__WHAT YOU WILL DO__. Wherever the word "system" turns up in a line of the entries, copy that line.

__THE INPUT__.
────
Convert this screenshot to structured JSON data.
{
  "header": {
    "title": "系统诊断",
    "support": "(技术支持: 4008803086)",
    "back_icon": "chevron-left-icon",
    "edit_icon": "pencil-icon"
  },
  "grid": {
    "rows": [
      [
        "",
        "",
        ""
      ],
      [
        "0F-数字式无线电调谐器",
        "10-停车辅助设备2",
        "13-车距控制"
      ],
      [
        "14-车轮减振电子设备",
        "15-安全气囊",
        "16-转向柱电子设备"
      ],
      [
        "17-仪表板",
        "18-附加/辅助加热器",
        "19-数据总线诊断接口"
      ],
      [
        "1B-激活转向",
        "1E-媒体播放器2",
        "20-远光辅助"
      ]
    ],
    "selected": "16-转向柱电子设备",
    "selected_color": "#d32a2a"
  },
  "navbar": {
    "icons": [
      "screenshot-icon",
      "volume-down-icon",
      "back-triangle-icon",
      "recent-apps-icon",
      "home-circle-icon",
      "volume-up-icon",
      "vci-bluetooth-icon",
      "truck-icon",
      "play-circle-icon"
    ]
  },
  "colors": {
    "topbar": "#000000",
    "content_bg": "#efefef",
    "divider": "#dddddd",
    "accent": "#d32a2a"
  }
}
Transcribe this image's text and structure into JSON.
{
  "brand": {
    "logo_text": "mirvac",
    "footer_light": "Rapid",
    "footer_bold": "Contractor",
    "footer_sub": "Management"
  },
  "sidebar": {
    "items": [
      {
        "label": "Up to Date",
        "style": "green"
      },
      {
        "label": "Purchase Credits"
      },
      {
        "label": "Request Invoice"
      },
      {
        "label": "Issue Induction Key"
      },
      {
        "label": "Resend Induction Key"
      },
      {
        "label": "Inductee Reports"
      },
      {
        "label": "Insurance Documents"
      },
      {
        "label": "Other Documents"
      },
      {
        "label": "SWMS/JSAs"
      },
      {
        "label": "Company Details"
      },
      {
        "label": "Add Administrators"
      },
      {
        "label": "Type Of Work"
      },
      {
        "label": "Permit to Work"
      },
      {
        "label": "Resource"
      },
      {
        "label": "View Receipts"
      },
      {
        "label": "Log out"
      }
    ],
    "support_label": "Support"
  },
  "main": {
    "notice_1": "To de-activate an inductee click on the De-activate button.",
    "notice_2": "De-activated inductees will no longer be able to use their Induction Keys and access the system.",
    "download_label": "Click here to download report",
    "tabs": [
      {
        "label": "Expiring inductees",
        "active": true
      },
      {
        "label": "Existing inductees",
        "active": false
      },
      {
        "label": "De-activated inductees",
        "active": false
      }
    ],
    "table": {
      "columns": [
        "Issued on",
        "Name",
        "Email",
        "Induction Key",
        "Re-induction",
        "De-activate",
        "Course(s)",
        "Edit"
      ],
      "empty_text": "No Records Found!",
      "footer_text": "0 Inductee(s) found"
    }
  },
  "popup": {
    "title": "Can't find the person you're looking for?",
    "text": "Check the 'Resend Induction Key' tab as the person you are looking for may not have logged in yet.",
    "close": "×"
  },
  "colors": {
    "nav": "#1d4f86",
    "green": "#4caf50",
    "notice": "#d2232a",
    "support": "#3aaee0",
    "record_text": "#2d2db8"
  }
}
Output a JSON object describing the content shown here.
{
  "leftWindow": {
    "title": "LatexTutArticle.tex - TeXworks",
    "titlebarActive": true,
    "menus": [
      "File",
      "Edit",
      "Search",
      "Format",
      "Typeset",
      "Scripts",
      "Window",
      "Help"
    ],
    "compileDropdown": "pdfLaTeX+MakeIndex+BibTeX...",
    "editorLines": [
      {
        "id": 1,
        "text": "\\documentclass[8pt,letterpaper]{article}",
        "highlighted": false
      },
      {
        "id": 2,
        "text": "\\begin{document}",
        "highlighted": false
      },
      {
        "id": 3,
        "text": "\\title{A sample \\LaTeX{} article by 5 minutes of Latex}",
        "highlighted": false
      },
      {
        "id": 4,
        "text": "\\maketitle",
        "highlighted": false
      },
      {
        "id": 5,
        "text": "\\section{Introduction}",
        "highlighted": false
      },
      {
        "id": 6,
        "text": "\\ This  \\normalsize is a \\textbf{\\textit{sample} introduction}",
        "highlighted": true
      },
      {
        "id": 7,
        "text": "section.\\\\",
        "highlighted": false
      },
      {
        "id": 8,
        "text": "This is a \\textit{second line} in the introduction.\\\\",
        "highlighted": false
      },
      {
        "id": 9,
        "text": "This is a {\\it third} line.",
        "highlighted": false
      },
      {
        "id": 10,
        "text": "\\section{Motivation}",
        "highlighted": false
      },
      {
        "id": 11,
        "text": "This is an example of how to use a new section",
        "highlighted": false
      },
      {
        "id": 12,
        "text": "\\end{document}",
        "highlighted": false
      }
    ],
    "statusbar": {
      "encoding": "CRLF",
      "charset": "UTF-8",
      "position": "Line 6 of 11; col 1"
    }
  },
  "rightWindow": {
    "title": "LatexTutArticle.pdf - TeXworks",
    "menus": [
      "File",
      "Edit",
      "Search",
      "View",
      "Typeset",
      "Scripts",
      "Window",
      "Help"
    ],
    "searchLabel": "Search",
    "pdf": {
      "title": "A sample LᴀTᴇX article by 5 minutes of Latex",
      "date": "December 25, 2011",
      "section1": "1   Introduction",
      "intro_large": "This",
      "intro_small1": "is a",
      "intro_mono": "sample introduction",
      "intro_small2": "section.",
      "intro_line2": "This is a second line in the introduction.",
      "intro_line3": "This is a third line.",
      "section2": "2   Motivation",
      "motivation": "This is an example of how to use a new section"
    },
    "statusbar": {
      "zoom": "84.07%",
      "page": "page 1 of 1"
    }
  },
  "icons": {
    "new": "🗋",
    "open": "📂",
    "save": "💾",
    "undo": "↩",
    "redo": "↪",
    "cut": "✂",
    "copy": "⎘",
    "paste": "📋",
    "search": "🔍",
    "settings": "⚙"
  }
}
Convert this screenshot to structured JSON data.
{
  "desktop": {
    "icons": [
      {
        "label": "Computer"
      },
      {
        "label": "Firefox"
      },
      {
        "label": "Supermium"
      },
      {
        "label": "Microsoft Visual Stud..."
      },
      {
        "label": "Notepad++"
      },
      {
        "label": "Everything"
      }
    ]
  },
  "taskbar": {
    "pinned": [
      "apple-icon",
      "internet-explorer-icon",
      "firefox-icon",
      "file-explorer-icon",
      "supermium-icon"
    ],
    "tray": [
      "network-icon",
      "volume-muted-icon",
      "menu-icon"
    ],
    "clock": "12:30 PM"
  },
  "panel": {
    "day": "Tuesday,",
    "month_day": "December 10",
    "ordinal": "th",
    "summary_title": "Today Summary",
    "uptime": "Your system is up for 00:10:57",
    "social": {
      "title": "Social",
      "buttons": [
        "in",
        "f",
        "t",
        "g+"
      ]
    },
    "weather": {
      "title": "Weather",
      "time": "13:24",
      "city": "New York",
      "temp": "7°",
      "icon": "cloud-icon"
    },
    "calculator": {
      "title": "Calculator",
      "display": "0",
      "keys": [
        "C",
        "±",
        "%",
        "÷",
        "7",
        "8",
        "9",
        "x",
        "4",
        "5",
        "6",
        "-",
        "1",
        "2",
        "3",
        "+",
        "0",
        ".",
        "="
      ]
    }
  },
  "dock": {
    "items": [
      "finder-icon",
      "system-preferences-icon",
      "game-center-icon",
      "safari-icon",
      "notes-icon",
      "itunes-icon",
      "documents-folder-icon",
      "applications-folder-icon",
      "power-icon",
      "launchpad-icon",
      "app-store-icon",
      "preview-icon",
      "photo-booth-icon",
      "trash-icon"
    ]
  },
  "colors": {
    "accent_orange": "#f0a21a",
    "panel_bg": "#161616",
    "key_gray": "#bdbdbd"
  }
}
────
__SOLUTION FOR THIS TASK__.
    "notice_2": "De-activated inductees will no longer be able to use their Induction Keys and access the system.",
    "uptime": "Your system is up for 00:10:57",
      "system-preferences-icon",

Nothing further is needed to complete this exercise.